Excerpt from a dataset:
========
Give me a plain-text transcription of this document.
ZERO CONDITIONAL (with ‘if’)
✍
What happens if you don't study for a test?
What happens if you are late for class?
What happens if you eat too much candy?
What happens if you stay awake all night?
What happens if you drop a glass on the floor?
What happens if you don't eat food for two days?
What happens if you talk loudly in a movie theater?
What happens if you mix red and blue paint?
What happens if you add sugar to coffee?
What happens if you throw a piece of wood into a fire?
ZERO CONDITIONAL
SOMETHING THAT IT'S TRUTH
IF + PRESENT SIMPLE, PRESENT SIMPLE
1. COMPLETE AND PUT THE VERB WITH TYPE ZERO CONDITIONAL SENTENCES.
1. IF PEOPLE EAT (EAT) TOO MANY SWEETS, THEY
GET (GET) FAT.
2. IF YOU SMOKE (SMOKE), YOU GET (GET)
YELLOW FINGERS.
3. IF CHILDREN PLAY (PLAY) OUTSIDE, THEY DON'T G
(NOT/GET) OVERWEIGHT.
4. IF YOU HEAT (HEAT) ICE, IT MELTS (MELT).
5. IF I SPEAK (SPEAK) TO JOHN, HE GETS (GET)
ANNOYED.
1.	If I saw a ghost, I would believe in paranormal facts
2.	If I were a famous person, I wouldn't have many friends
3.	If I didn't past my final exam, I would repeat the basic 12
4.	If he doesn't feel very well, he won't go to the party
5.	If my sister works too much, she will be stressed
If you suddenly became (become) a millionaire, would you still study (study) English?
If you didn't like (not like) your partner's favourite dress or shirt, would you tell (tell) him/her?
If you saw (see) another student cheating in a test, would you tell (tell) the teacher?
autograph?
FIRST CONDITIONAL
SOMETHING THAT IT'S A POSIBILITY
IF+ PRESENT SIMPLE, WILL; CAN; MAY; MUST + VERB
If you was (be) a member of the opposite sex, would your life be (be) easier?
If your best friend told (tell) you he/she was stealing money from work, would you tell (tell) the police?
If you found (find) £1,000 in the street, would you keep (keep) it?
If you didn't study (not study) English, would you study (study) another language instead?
========
WORK TO DO: Pick out all the lines with the word "THAT" in them and copy them.

EXERCISE ANSWER:
SOMETHING THAT IT'S TRUTH
SOMETHING THAT IT'S A POSIBILITY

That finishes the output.